EXERCISE REQUIREMENTS:
Please transcribe the data that follows without the pictures, keeping every word the same.

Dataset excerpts
>> Start

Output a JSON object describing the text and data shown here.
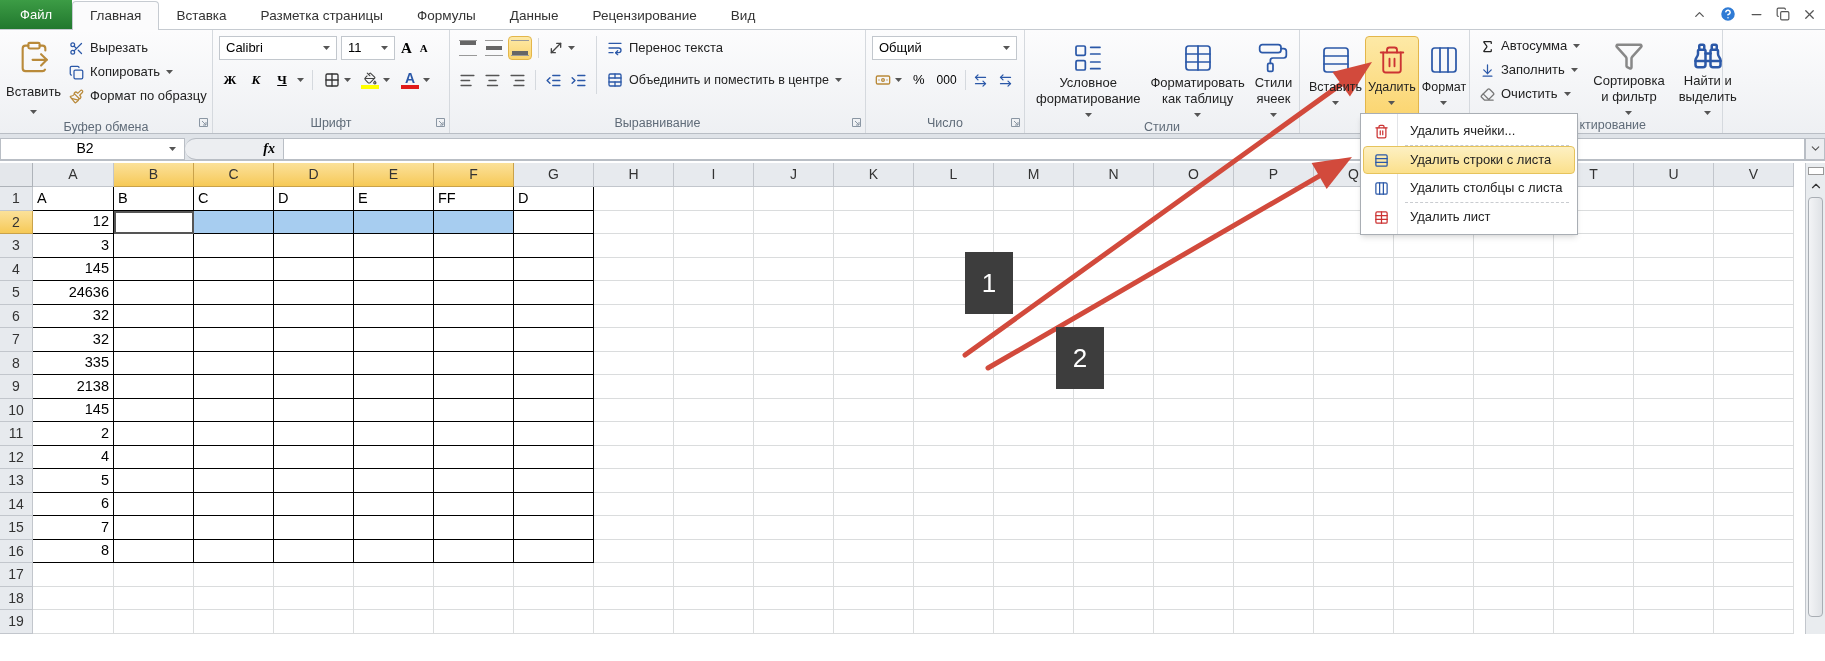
{
  "tabs": [
    {
      "label": "Файл",
      "kind": "file",
      "selected": false
    },
    {
      "label": "Главная",
      "kind": "tab",
      "selected": true
    },
    {
      "label": "Вставка",
      "kind": "tab",
      "selected": false
    },
    {
      "label": "Разметка страницы",
      "kind": "tab",
      "selected": false
    },
    {
      "label": "Формулы",
      "kind": "tab",
      "selected": false
    },
    {
      "label": "Данные",
      "kind": "tab",
      "selected": false
    },
    {
      "label": "Рецензирование",
      "kind": "tab",
      "selected": false
    },
    {
      "label": "Вид",
      "kind": "tab",
      "selected": false
    }
  ],
  "ribbon": {
    "clipboard": {
      "label": "Буфер обмена",
      "paste": "Вставить",
      "cut": "Вырезать",
      "copy": "Копировать",
      "format_painter": "Формат по образцу"
    },
    "font": {
      "label": "Шрифт",
      "name": "Calibri",
      "size": "11",
      "grow": "A",
      "shrink": "A",
      "bold": "Ж",
      "italic": "К",
      "underline": "Ч",
      "font_color": "A"
    },
    "alignment": {
      "label": "Выравнивание",
      "vertical": [
        {
          "selected": false
        },
        {
          "selected": false
        },
        {
          "selected": true
        }
      ],
      "wrap": "Перенос текста",
      "merge": "Объединить и поместить в центре"
    },
    "number": {
      "label": "Число",
      "format": "Общий",
      "percent": "%",
      "thousands": "000"
    },
    "styles": {
      "label": "Стили",
      "items": [
        "Условное\nформатирование",
        "Форматировать\nкак таблицу",
        "Стили\nячеек"
      ]
    },
    "cells": {
      "items": [
        {
          "label": "Вставить",
          "selected": false
        },
        {
          "label": "Удалить",
          "selected": true
        },
        {
          "label": "Формат",
          "selected": false
        }
      ]
    },
    "editing": {
      "label": "ктирование",
      "small": [
        "Автосумма",
        "Заполнить",
        "Очистить"
      ],
      "big": [
        "Сортировка\nи фильтр",
        "Найти и\nвыделить"
      ]
    }
  },
  "formula_bar": {
    "name_box": "B2",
    "fx": "fx"
  },
  "columns": [
    {
      "letter": "A",
      "selected": false,
      "active": false,
      "bordered": true
    },
    {
      "letter": "B",
      "selected": true,
      "active": true,
      "bordered": true
    },
    {
      "letter": "C",
      "selected": true,
      "active": false,
      "bordered": true
    },
    {
      "letter": "D",
      "selected": true,
      "active": false,
      "bordered": true
    },
    {
      "letter": "E",
      "selected": true,
      "active": false,
      "bordered": true
    },
    {
      "letter": "F",
      "selected": true,
      "active": false,
      "bordered": true
    },
    {
      "letter": "G",
      "selected": false,
      "active": false,
      "bordered": true
    },
    {
      "letter": "H",
      "selected": false,
      "active": false,
      "bordered": false
    },
    {
      "letter": "I",
      "selected": false,
      "active": false,
      "bordered": false
    },
    {
      "letter": "J",
      "selected": false,
      "active": false,
      "bordered": false
    },
    {
      "letter": "K",
      "selected": false,
      "active": false,
      "bordered": false
    },
    {
      "letter": "L",
      "selected": false,
      "active": false,
      "bordered": false
    },
    {
      "letter": "M",
      "selected": false,
      "active": false,
      "bordered": false
    },
    {
      "letter": "N",
      "selected": false,
      "active": false,
      "bordered": false
    },
    {
      "letter": "O",
      "selected": false,
      "active": false,
      "bordered": false
    },
    {
      "letter": "P",
      "selected": false,
      "active": false,
      "bordered": false
    },
    {
      "letter": "Q",
      "selected": false,
      "active": false,
      "bordered": false
    },
    {
      "bordered": false
    },
    {
      "bordered": false
    },
    {
      "letter": "T",
      "selected": false,
      "active": false,
      "bordered": false
    },
    {
      "letter": "U",
      "selected": false,
      "active": false,
      "bordered": false
    },
    {
      "letter": "V",
      "selected": false,
      "active": false,
      "bordered": false
    }
  ],
  "rows": [
    {
      "number": "1",
      "selected": false,
      "bordered": true,
      "cells": [
        "A",
        "B",
        "C",
        "D",
        "E",
        "FF",
        "D"
      ]
    },
    {
      "number": "2",
      "selected": true,
      "bordered": true,
      "value": "12"
    },
    {
      "number": "3",
      "selected": false,
      "bordered": true,
      "value": "3"
    },
    {
      "number": "4",
      "selected": false,
      "bordered": true,
      "value": "145"
    },
    {
      "number": "5",
      "selected": false,
      "bordered": true,
      "value": "24636"
    },
    {
      "number": "6",
      "selected": false,
      "bordered": true,
      "value": "32"
    },
    {
      "number": "7",
      "selected": false,
      "bordered": true,
      "value": "32"
    },
    {
      "number": "8",
      "selected": false,
      "bordered": true,
      "value": "335"
    },
    {
      "number": "9",
      "selected": false,
      "bordered": true,
      "value": "2138"
    },
    {
      "number": "10",
      "selected": false,
      "bordered": true,
      "value": "145"
    },
    {
      "number": "11",
      "selected": false,
      "bordered": true,
      "value": "2"
    },
    {
      "number": "12",
      "selected": false,
      "bordered": true,
      "value": "4"
    },
    {
      "number": "13",
      "selected": false,
      "bordered": true,
      "value": "5"
    },
    {
      "number": "14",
      "selected": false,
      "bordered": true,
      "value": "6"
    },
    {
      "number": "15",
      "selected": false,
      "bordered": true,
      "value": "7"
    },
    {
      "number": "16",
      "selected": false,
      "bordered": true,
      "value": "8"
    },
    {
      "number": "17",
      "selected": false,
      "bordered": false
    },
    {
      "number": "18",
      "selected": false,
      "bordered": false
    },
    {
      "number": "19",
      "selected": false,
      "bordered": false
    }
  ],
  "delete_menu": [
    {
      "label": "Удалить ячейки...",
      "selected": false
    },
    {
      "label": "Удалить строки с листа",
      "selected": true
    },
    {
      "label": "Удалить столбцы с листа",
      "selected": false
    },
    {
      "label": "Удалить лист",
      "selected": false
    }
  ],
  "annotations": [
    {
      "label": "1"
    },
    {
      "label": "2"
    }
  ]
}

>> End

EXERCISE SOLUTION:
Output a JSON object describing the text and data shown here.
{
  "tabs": [
    {
      "label": "Файл",
      "kind": "file",
      "selected": false
    },
    {
      "label": "Главная",
      "kind": "tab",
      "selected": true
    },
    {
      "label": "Вставка",
      "kind": "tab",
      "selected": false
    },
    {
      "label": "Разметка страницы",
      "kind": "tab",
      "selected": false
    },
    {
      "label": "Формулы",
      "kind": "tab",
      "selected": false
    },
    {
      "label": "Данные",
      "kind": "tab",
      "selected": false
    },
    {
      "label": "Рецензирование",
      "kind": "tab",
      "selected": false
    },
    {
      "label": "Вид",
      "kind": "tab",
      "selected": false
    }
  ],
  "ribbon": {
    "clipboard": {
      "label": "Буфер обмена",
      "paste": "Вставить",
      "cut": "Вырезать",
      "copy": "Копировать",
      "format_painter": "Формат по образцу"
    },
    "font": {
      "label": "Шрифт",
      "name": "Calibri",
      "size": "11",
      "grow": "A",
      "shrink": "A",
      "bold": "Ж",
      "italic": "К",
      "underline": "Ч",
      "font_color": "A"
    },
    "alignment": {
      "label": "Выравнивание",
      "vertical": [
        {
          "selected": false
        },
        {
          "selected": false
        },
        {
          "selected": true
        }
      ],
      "wrap": "Перенос текста",
      "merge": "Объединить и поместить в центре"
    },
    "number": {
      "label": "Число",
      "format": "Общий",
      "percent": "%",
      "thousands": "000"
    },
    "styles": {
      "label": "Стили",
      "items": [
        "Условное\nформатирование",
        "Форматировать\nкак таблицу",
        "Стили\nячеек"
      ]
    },
    "cells": {
      "items": [
        {
          "label": "Вставить",
          "selected": false
        },
        {
          "label": "Удалить",
          "selected": true
        },
        {
          "label": "Формат",
          "selected": false
        }
      ]
    },
    "editing": {
      "label": "ктирование",
      "small": [
        "Автосумма",
        "Заполнить",
        "Очистить"
      ],
      "big": [
        "Сортировка\nи фильтр",
        "Найти и\nвыделить"
      ]
    }
  },
  "formula_bar": {
    "name_box": "B2",
    "fx": "fx"
  },
  "columns": [
    {
      "letter": "A",
      "selected": false,
      "active": false,
      "bordered": true
    },
    {
      "letter": "B",
      "selected": true,
      "active": true,
      "bordered": true
    },
    {
      "letter": "C",
      "selected": true,
      "active": false,
      "bordered": true
    },
    {
      "letter": "D",
      "selected": true,
      "active": false,
      "bordered": true
    },
    {
      "letter": "E",
      "selected": true,
      "active": false,
      "bordered": true
    },
    {
      "letter": "F",
      "selected": true,
      "active": false,
      "bordered": true
    },
    {
      "letter": "G",
      "selected": false,
      "active": false,
      "bordered": true
    },
    {
      "letter": "H",
      "selected": false,
      "active": false,
      "bordered": false
    },
    {
      "letter": "I",
      "selected": false,
      "active": false,
      "bordered": false
    },
    {
      "letter": "J",
      "selected": false,
      "active": false,
      "bordered": false
    },
    {
      "letter": "K",
      "selected": false,
      "active": false,
      "bordered": false
    },
    {
      "letter": "L",
      "selected": false,
      "active": false,
      "bordered": false
    },
    {
      "letter": "M",
      "selected": false,
      "active": false,
      "bordered": false
    },
    {
      "letter": "N",
      "selected": false,
      "active": false,
      "bordered": false
    },
    {
      "letter": "O",
      "selected": false,
      "active": false,
      "bordered": false
    },
    {
      "letter": "P",
      "selected": false,
      "active": false,
      "bordered": false
    },
    {
      "letter": "Q",
      "selected": false,
      "active": false,
      "bordered": false
    },
    {
      "bordered": false
    },
    {
      "bordered": false
    },
    {
      "letter": "T",
      "selected": false,
      "active": false,
      "bordered": false
    },
    {
      "letter": "U",
      "selected": false,
      "active": false,
      "bordered": false
    },
    {
      "letter": "V",
      "selected": false,
      "active": false,
      "bordered": false
    }
  ],
  "rows": [
    {
      "number": "1",
      "selected": false,
      "bordered": true,
      "cells": [
        "A",
        "B",
        "C",
        "D",
        "E",
        "FF",
        "D"
      ]
    },
    {
      "number": "2",
      "selected": true,
      "bordered": true,
      "value": "12"
    },
    {
      "number": "3",
      "selected": false,
      "bordered": true,
      "value": "3"
    },
    {
      "number": "4",
      "selected": false,
      "bordered": true,
      "value": "145"
    },
    {
      "number": "5",
      "selected": false,
      "bordered": true,
      "value": "24636"
    },
    {
      "number": "6",
      "selected": false,
      "bordered": true,
      "value": "32"
    },
    {
      "number": "7",
      "selected": false,
      "bordered": true,
      "value": "32"
    },
    {
      "number": "8",
      "selected": false,
      "bordered": true,
      "value": "335"
    },
    {
      "number": "9",
      "selected": false,
      "bordered": true,
      "value": "2138"
    },
    {
      "number": "10",
      "selected": false,
      "bordered": true,
      "value": "145"
    },
    {
      "number": "11",
      "selected": false,
      "bordered": true,
      "value": "2"
    },
    {
      "number": "12",
      "selected": false,
      "bordered": true,
      "value": "4"
    },
    {
      "number": "13",
      "selected": false,
      "bordered": true,
      "value": "5"
    },
    {
      "number": "14",
      "selected": false,
      "bordered": true,
      "value": "6"
    },
    {
      "number": "15",
      "selected": false,
      "bordered": true,
      "value": "7"
    },
    {
      "number": "16",
      "selected": false,
      "bordered": true,
      "value": "8"
    },
    {
      "number": "17",
      "selected": false,
      "bordered": false
    },
    {
      "number": "18",
      "selected": false,
      "bordered": false
    },
    {
      "number": "19",
      "selected": false,
      "bordered": false
    }
  ],
  "delete_menu": [
    {
      "label": "Удалить ячейки...",
      "selected": false
    },
    {
      "label": "Удалить строки с листа",
      "selected": true
    },
    {
      "label": "Удалить столбцы с листа",
      "selected": false
    },
    {
      "label": "Удалить лист",
      "selected": false
    }
  ],
  "annotations": [
    {
      "label": "1"
    },
    {
      "label": "2"
    }
  ]
}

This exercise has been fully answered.